Dataset rows:

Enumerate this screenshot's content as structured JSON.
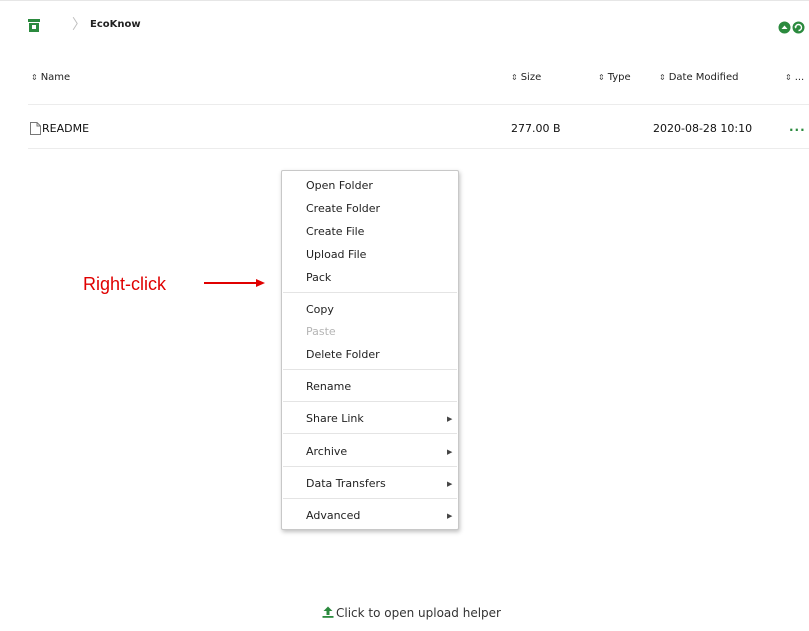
{
  "breadcrumb": {
    "root_icon": "home-drive-icon",
    "current": "EcoKnow"
  },
  "top_actions": {
    "icons": [
      "circle-up-icon",
      "refresh-icon"
    ],
    "color": "#2b8a3e"
  },
  "columns": {
    "name": "Name",
    "size": "Size",
    "type": "Type",
    "date": "Date Modified",
    "more": "..."
  },
  "files": [
    {
      "icon": "file-icon",
      "name": "README",
      "size": "277.00 B",
      "type": "",
      "date": "2020-08-28 10:10",
      "actions": "..."
    }
  ],
  "annotation": {
    "text": "Right-click",
    "color": "#e00000"
  },
  "context_menu": {
    "items": [
      {
        "label": "Open Folder"
      },
      {
        "label": "Create Folder"
      },
      {
        "label": "Create File"
      },
      {
        "label": "Upload File"
      },
      {
        "label": "Pack"
      },
      {
        "label": "Copy"
      },
      {
        "label": "Paste",
        "disabled": true
      },
      {
        "label": "Delete Folder"
      },
      {
        "label": "Rename"
      },
      {
        "label": "Share Link",
        "submenu": true
      },
      {
        "label": "Archive",
        "submenu": true
      },
      {
        "label": "Data Transfers",
        "submenu": true
      },
      {
        "label": "Advanced",
        "submenu": true
      }
    ]
  },
  "upload_helper": {
    "icon": "upload-icon",
    "text": "Click to open upload helper"
  }
}
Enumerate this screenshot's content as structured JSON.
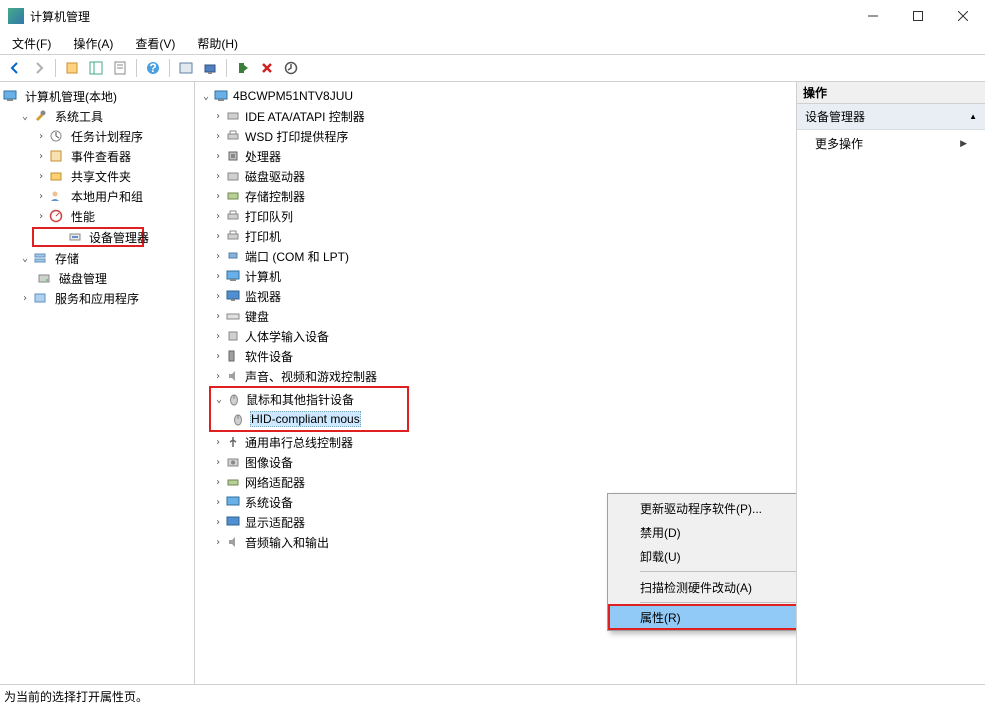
{
  "window": {
    "title": "计算机管理"
  },
  "menus": {
    "file": "文件(F)",
    "action": "操作(A)",
    "view": "查看(V)",
    "help": "帮助(H)"
  },
  "left_tree": {
    "root": "计算机管理(本地)",
    "sys_tools": "系统工具",
    "task_sched": "任务计划程序",
    "event_viewer": "事件查看器",
    "shared_folders": "共享文件夹",
    "local_users": "本地用户和组",
    "performance": "性能",
    "device_mgr": "设备管理器",
    "storage": "存储",
    "disk_mgmt": "磁盘管理",
    "services_apps": "服务和应用程序"
  },
  "devices": {
    "computer_name": "4BCWPM51NTV8JUU",
    "ide": "IDE ATA/ATAPI 控制器",
    "wsd": "WSD 打印提供程序",
    "cpu": "处理器",
    "disk_drive": "磁盘驱动器",
    "storage_ctrl": "存储控制器",
    "print_queue": "打印队列",
    "printer": "打印机",
    "ports": "端口 (COM 和 LPT)",
    "computer": "计算机",
    "monitor": "监视器",
    "keyboard": "键盘",
    "hid": "人体学输入设备",
    "software": "软件设备",
    "sound": "声音、视频和游戏控制器",
    "mouse_category": "鼠标和其他指针设备",
    "mouse_device": "HID-compliant mous",
    "usb": "通用串行总线控制器",
    "imaging": "图像设备",
    "network": "网络适配器",
    "system": "系统设备",
    "display": "显示适配器",
    "audio_io": "音频输入和输出"
  },
  "context_menu": {
    "update_driver": "更新驱动程序软件(P)...",
    "disable": "禁用(D)",
    "uninstall": "卸载(U)",
    "scan_hw": "扫描检测硬件改动(A)",
    "properties": "属性(R)"
  },
  "actions": {
    "header": "操作",
    "group": "设备管理器",
    "more": "更多操作"
  },
  "statusbar": "为当前的选择打开属性页。"
}
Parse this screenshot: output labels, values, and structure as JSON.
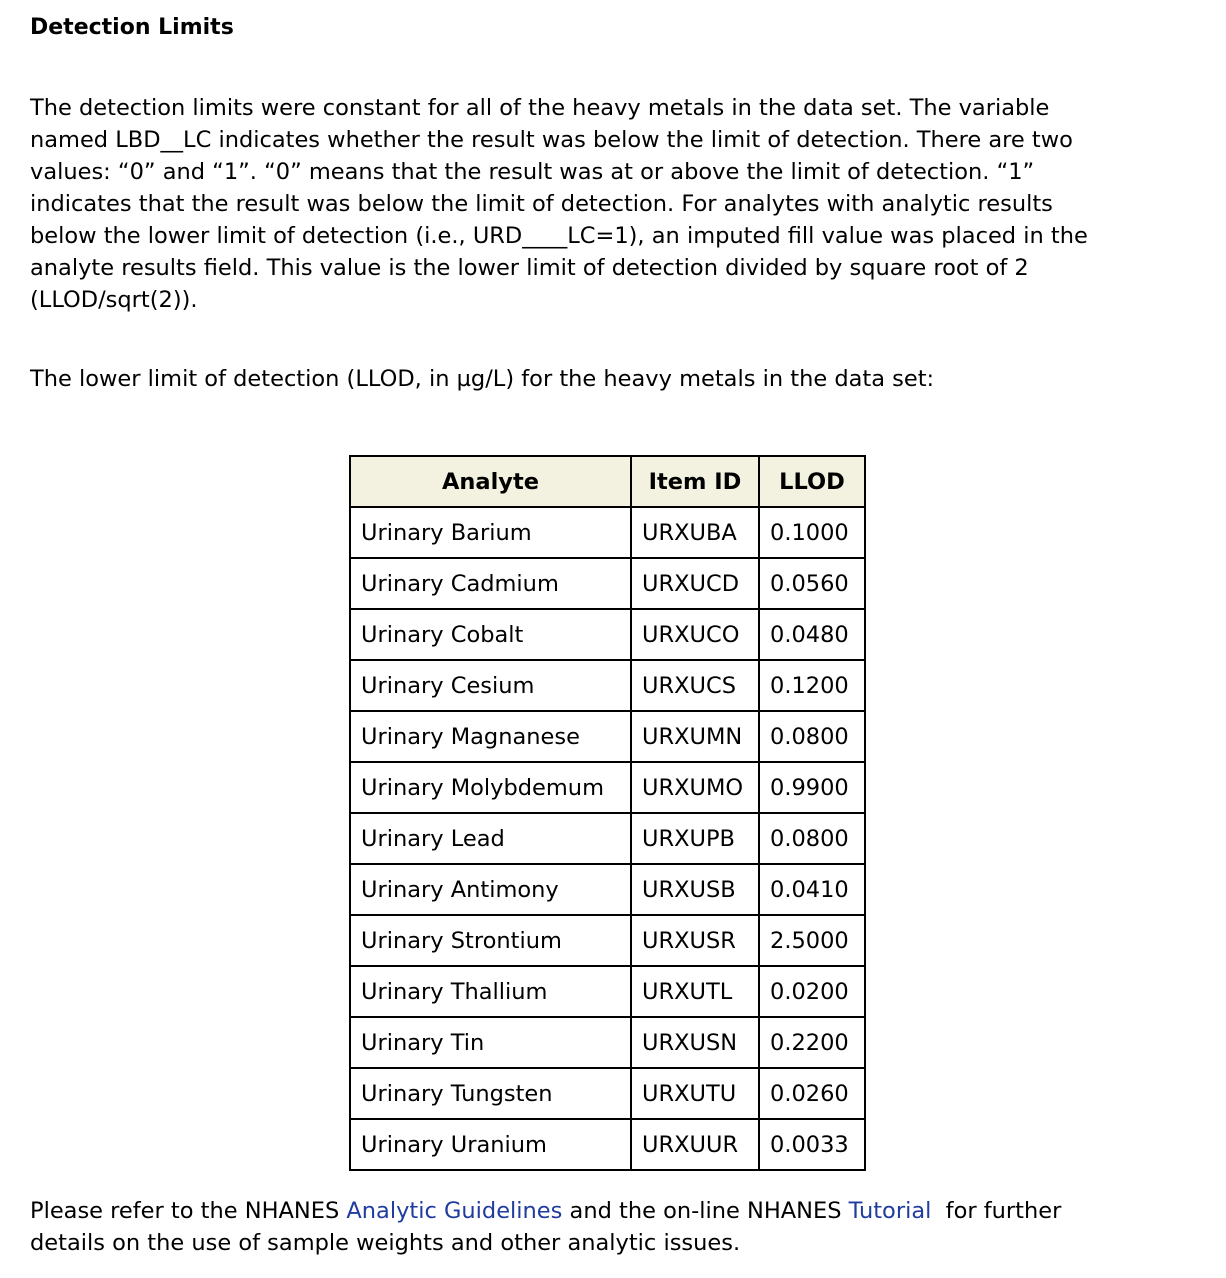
{
  "heading": "Detection Limits",
  "paragraph1_lines": [
    "The detection limits were constant for all of the heavy metals in the data set. The variable",
    "named LBD__LC indicates whether the result was below the limit of detection. There are two",
    "values: “0” and “1”. “0” means that the result was at or above the limit of detection. “1”",
    "indicates that the result was below the limit of detection. For analytes with analytic results",
    "below the lower limit of detection (i.e., URD____LC=1), an imputed fill value was placed in the",
    "analyte results field. This value is the lower limit of detection divided by square root of 2",
    "(LLOD/sqrt(2))."
  ],
  "paragraph2": "The lower limit of detection (LLOD, in µg/L) for the heavy metals in the data set:",
  "table": {
    "headers": [
      "Analyte",
      "Item ID",
      "LLOD"
    ],
    "rows": [
      [
        "Urinary Barium",
        "URXUBA",
        "0.1000"
      ],
      [
        "Urinary Cadmium",
        "URXUCD",
        "0.0560"
      ],
      [
        "Urinary Cobalt",
        "URXUCO",
        "0.0480"
      ],
      [
        "Urinary Cesium",
        "URXUCS",
        "0.1200"
      ],
      [
        "Urinary Magnanese",
        "URXUMN",
        "0.0800"
      ],
      [
        "Urinary Molybdemum",
        "URXUMO",
        "0.9900"
      ],
      [
        "Urinary Lead",
        "URXUPB",
        "0.0800"
      ],
      [
        "Urinary Antimony",
        "URXUSB",
        "0.0410"
      ],
      [
        "Urinary Strontium",
        "URXUSR",
        "2.5000"
      ],
      [
        "Urinary Thallium",
        "URXUTL",
        "0.0200"
      ],
      [
        "Urinary Tin",
        "URXUSN",
        "0.2200"
      ],
      [
        "Urinary Tungsten",
        "URXUTU",
        "0.0260"
      ],
      [
        "Urinary Uranium",
        "URXUUR",
        "0.0033"
      ]
    ]
  },
  "footer": {
    "text_before": "Please refer to the NHANES ",
    "link1": "Analytic Guidelines",
    "text_middle": " and the on-line NHANES ",
    "link2": "Tutorial",
    "text_after_line1": "  for further",
    "text_line2": "details on the use of sample weights and other analytic issues."
  },
  "colors": {
    "link": "#1f3c9e",
    "table_header_bg": "#f3f2e1",
    "border": "#000000"
  }
}
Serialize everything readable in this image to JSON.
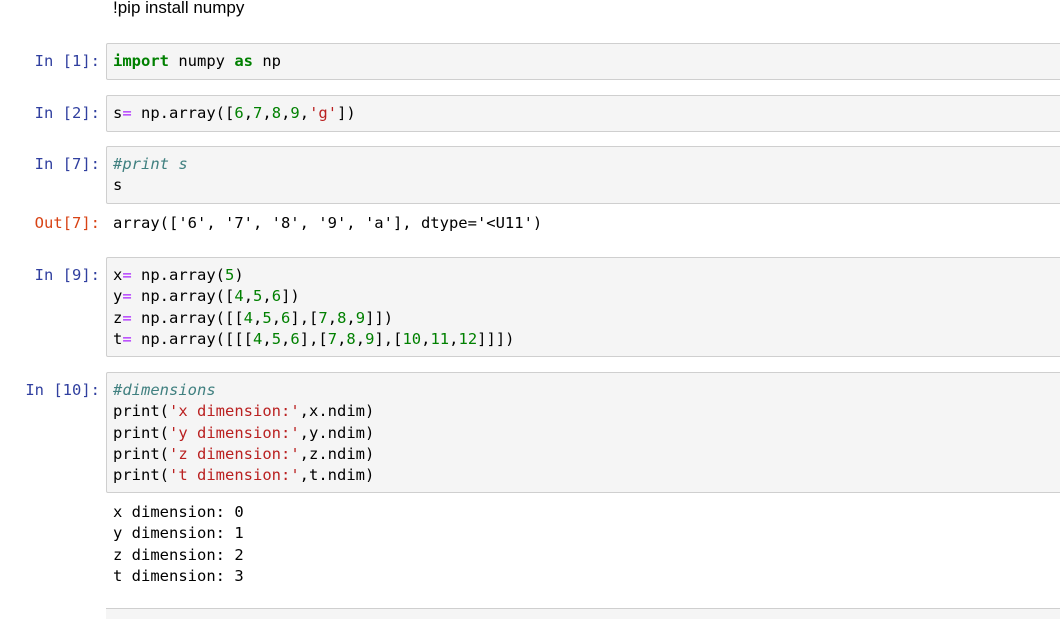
{
  "markdown": {
    "text": "!pip install numpy"
  },
  "cells": [
    {
      "prompt": "In [1]:",
      "lines": [
        [
          "import",
          " numpy ",
          "as",
          " np"
        ]
      ]
    },
    {
      "prompt": "In [2]:",
      "lines": [
        [
          "s",
          "=",
          " np.array([",
          "6",
          ",",
          "7",
          ",",
          "8",
          ",",
          "9",
          ",",
          "'g'",
          "])"
        ]
      ]
    },
    {
      "prompt": "In [7]:",
      "lines": [
        [
          "#print s"
        ],
        [
          "s"
        ]
      ]
    },
    {
      "prompt": "In [9]:",
      "lines": [
        [
          "x",
          "=",
          " np.array(",
          "5",
          ")"
        ],
        [
          "y",
          "=",
          " np.array([",
          "4",
          ",",
          "5",
          ",",
          "6",
          "])"
        ],
        [
          "z",
          "=",
          " np.array([[",
          "4",
          ",",
          "5",
          ",",
          "6",
          "],[",
          "7",
          ",",
          "8",
          ",",
          "9",
          "]])"
        ],
        [
          "t",
          "=",
          " np.array([[[",
          "4",
          ",",
          "5",
          ",",
          "6",
          "],[",
          "7",
          ",",
          "8",
          ",",
          "9",
          "],[",
          "10",
          ",",
          "11",
          ",",
          "12",
          "]]])"
        ]
      ]
    },
    {
      "prompt": "In [10]:",
      "lines": [
        [
          "#dimensions"
        ],
        [
          "print(",
          "'x dimension:'",
          ",x.ndim)"
        ],
        [
          "print(",
          "'y dimension:'",
          ",y.ndim)"
        ],
        [
          "print(",
          "'z dimension:'",
          ",z.ndim)"
        ],
        [
          "print(",
          "'t dimension:'",
          ",t.ndim)"
        ]
      ]
    }
  ],
  "outputs": {
    "out7": {
      "prompt": "Out[7]:",
      "text": "array(['6', '7', '8', '9', 'a'], dtype='<U11')"
    },
    "stream10": {
      "lines": [
        "x dimension: 0",
        "y dimension: 1",
        "z dimension: 2",
        "t dimension: 3"
      ]
    }
  }
}
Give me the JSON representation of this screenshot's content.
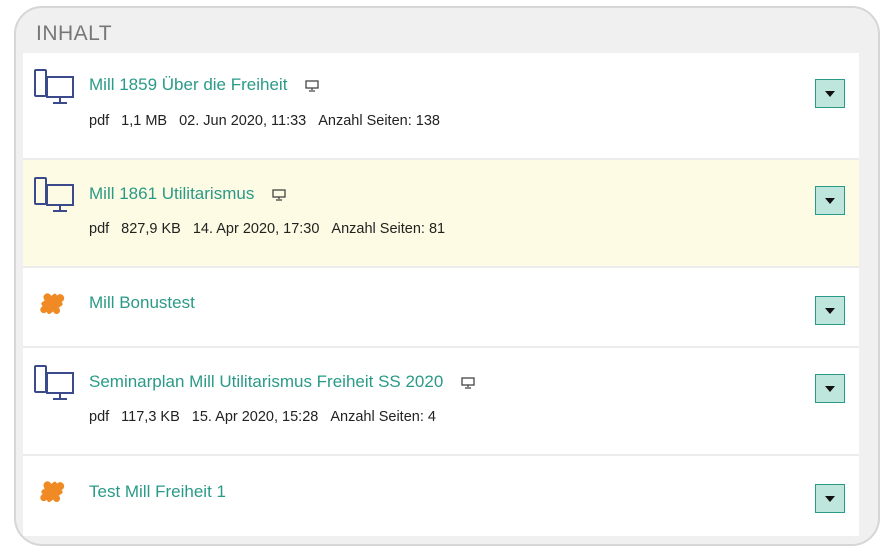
{
  "panel": {
    "title": "INHALT"
  },
  "items": [
    {
      "type": "document",
      "title": "Mill 1859 Über die Freiheit",
      "has_screen_icon": true,
      "format": "pdf",
      "size": "1,1 MB",
      "date": "02. Jun 2020, 11:33",
      "pages_label": "Anzahl Seiten: 138",
      "highlighted": false
    },
    {
      "type": "document",
      "title": "Mill 1861 Utilitarismus",
      "has_screen_icon": true,
      "format": "pdf",
      "size": "827,9 KB",
      "date": "14. Apr 2020, 17:30",
      "pages_label": "Anzahl Seiten: 81",
      "highlighted": true
    },
    {
      "type": "test",
      "title": "Mill Bonustest",
      "has_screen_icon": false,
      "highlighted": false
    },
    {
      "type": "document",
      "title": "Seminarplan Mill Utilitarismus Freiheit SS 2020",
      "has_screen_icon": true,
      "format": "pdf",
      "size": "117,3 KB",
      "date": "15. Apr 2020, 15:28",
      "pages_label": "Anzahl Seiten: 4",
      "highlighted": false
    },
    {
      "type": "test",
      "title": "Test Mill Freiheit 1",
      "has_screen_icon": false,
      "highlighted": false
    }
  ],
  "colors": {
    "link": "#2a9a88",
    "highlight": "#fdfbe3",
    "puzzle": "#f08a24",
    "doc_icon": "#3a4a8a",
    "dropdown_bg": "#bfe6dc"
  }
}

Objective:
Say how many lines in the listing above include "Utilitarismus". Give nothing but the number.

Problem solution:
2